Article intérieur : 10 pages |
Source : Paris Match - 05 août 2022
Elles nous ont tant fait rêver. Leur mort a été un coup de tonnerre. De Monaco à Hollywood en passant par Buckingham Palace, retour sur ces jours qui les ont vues disparaître. Cette semaine, Romy Schneider, morte le 29 mai 1982.
Elle est allongée par terre, ou sur son lit, aucun témoin ne s’en souvient. Le seul qui doit savoir, Laurent Pétin, son dernier amant et son dernier ami, se tait depuis quarante ans. Il garde dans son cœur le souvenir de ce moment-là, atroce et irréel comme tous les instants qui suivent la mort. On peut lui donner raison. En ne disant rien par respect pour elle, il laisse planer le mystère, flotter le voile d’Isis.
Elle est allongée par terre, sur la moquette triste, ou sur son lit défait, peu importe. Il fait beau ce matin de printemps, mais la lumière pénètre mal dans cet appartement moderne, "sans âme" d’après les témoins nombreux à s’entasser ici. Plusieurs voitures de police attendent sur le trottoir de la petite rue Barbet-de-Jouy devant le numéro 11, un immeuble 1970 avec balcons en acier brossé et Plexiglas. Depuis l’accident de David, son fils de 14 ans, l’année précédente, Romy Schneider a changé vingt-huit fois de domicile; fuite en avant. La mort lui avait fixé rendez-vous, ici, dans ce dernier "camping" prêté par le producteur Tarak Ben Ammar. Sous les arbres du musée Rodin où les pigeons roucoulent d’ordinaire, on entend des bruits de voix, des ronronnements de moteur inhabituels.

**Consigne écrite a**
Répondez aux questions suivantes d'après l'article sur la mort de Romy Schneider.
(i) À quelle date Romy Schneider est-elle morte ?
(ii) Depuis combien de temps Laurent Pétin garde-t-il le silence ?
(iii) Quel producteur avait prêté à Romy Schneider son dernier appartement ?

**Enregistrements**

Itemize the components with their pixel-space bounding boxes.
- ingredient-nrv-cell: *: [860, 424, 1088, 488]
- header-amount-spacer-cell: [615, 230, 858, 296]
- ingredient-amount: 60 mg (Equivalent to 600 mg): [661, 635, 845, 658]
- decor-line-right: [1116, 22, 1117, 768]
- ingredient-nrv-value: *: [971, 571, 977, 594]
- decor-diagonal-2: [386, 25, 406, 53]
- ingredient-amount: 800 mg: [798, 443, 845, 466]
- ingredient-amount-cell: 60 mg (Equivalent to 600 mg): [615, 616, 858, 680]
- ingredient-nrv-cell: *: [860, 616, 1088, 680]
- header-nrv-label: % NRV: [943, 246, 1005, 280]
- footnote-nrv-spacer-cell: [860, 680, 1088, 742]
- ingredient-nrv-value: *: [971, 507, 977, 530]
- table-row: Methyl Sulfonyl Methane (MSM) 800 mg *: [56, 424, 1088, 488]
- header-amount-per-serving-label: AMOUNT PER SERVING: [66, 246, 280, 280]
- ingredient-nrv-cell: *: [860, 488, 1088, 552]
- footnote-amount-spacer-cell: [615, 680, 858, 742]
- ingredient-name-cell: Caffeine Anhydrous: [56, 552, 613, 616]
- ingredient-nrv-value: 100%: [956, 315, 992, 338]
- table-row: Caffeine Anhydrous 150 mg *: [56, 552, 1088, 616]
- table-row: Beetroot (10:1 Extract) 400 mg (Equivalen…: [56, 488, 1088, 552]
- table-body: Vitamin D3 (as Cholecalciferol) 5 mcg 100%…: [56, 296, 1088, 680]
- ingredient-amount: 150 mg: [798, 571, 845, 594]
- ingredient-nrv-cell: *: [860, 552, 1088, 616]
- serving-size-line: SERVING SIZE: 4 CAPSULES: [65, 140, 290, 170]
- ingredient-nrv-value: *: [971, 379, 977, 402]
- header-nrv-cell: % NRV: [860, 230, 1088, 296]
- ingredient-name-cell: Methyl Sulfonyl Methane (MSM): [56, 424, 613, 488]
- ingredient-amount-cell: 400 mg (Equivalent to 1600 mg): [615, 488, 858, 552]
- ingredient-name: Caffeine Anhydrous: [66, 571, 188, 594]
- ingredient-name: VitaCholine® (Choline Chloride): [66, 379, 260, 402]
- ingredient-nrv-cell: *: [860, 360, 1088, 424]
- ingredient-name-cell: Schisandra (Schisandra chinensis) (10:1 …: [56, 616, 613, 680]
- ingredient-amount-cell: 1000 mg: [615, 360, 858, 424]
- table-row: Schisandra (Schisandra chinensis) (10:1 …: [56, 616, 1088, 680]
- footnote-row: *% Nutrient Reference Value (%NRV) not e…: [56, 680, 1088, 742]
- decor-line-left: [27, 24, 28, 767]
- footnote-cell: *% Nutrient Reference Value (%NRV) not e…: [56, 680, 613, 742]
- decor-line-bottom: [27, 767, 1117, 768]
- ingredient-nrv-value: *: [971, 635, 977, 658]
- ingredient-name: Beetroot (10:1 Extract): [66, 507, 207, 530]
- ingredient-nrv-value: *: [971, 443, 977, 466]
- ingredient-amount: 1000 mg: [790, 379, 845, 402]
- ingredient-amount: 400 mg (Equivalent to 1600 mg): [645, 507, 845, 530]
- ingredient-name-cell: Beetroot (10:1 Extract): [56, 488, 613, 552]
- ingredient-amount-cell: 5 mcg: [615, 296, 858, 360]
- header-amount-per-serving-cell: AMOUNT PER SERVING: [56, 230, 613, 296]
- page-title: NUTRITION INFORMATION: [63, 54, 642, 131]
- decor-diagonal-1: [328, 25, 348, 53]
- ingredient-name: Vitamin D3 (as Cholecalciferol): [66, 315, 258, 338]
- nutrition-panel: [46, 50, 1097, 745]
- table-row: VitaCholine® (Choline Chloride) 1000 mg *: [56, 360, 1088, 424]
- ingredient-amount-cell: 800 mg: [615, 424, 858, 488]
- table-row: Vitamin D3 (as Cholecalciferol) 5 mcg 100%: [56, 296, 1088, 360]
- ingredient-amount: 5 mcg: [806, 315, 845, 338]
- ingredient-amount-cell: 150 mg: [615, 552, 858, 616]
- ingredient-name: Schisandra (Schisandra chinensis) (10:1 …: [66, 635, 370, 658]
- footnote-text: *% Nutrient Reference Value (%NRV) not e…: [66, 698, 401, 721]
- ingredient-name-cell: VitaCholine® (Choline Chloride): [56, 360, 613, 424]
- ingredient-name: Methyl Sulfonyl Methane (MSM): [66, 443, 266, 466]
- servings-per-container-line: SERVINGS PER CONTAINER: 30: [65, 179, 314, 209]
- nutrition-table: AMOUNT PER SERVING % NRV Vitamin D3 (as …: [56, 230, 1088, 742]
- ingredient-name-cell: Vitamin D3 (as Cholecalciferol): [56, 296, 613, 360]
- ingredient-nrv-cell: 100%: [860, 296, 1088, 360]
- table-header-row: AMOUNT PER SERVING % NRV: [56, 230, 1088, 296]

**Consigne écrite b**
Recopiez à l'identique, dans les enregistrements, le passage allant du début jusqu'à la ligne contenant « - header-nrv-cell: % », ces deux bornes comprises.

**Réponse attendue a**
(i) Le 29 mai 1982.
(ii) Depuis quarante ans.
(iii) Tarak Ben Ammar.

**Réponse attendue b**
Itemize the components with their pixel-space bounding boxes.
- ingredient-nrv-cell: *: [860, 424, 1088, 488]
- header-amount-spacer-cell: [615, 230, 858, 296]
- ingredient-amount: 60 mg (Equivalent to 600 mg): [661, 635, 845, 658]
- decor-line-right: [1116, 22, 1117, 768]
- ingredient-nrv-value: *: [971, 571, 977, 594]
- decor-diagonal-2: [386, 25, 406, 53]
- ingredient-amount: 800 mg: [798, 443, 845, 466]
- ingredient-amount-cell: 60 mg (Equivalent to 600 mg): [615, 616, 858, 680]
- ingredient-nrv-cell: *: [860, 616, 1088, 680]
- header-nrv-label: % NRV: [943, 246, 1005, 280]
- footnote-nrv-spacer-cell: [860, 680, 1088, 742]
- ingredient-nrv-value: *: [971, 507, 977, 530]
- table-row: Methyl Sulfonyl Methane (MSM) 800 mg *: [56, 424, 1088, 488]
- header-amount-per-serving-label: AMOUNT PER SERVING: [66, 246, 280, 280]
- ingredient-nrv-cell: *: [860, 488, 1088, 552]
- footnote-amount-spacer-cell: [615, 680, 858, 742]
- ingredient-name-cell: Caffeine Anhydrous: [56, 552, 613, 616]
- ingredient-nrv-value: 100%: [956, 315, 992, 338]
- table-row: Caffeine Anhydrous 150 mg *: [56, 552, 1088, 616]
- table-row: Beetroot (10:1 Extract) 400 mg (Equivalen…: [56, 488, 1088, 552]
- table-body: Vitamin D3 (as Cholecalciferol) 5 mcg 100%…: [56, 296, 1088, 680]
- ingredient-amount: 150 mg: [798, 571, 845, 594]
- ingredient-nrv-cell: *: [860, 552, 1088, 616]
- serving-size-line: SERVING SIZE: 4 CAPSULES: [65, 140, 290, 170]
- ingredient-nrv-value: *: [971, 379, 977, 402]
- header-nrv-cell: % NRV: [860, 230, 1088, 296]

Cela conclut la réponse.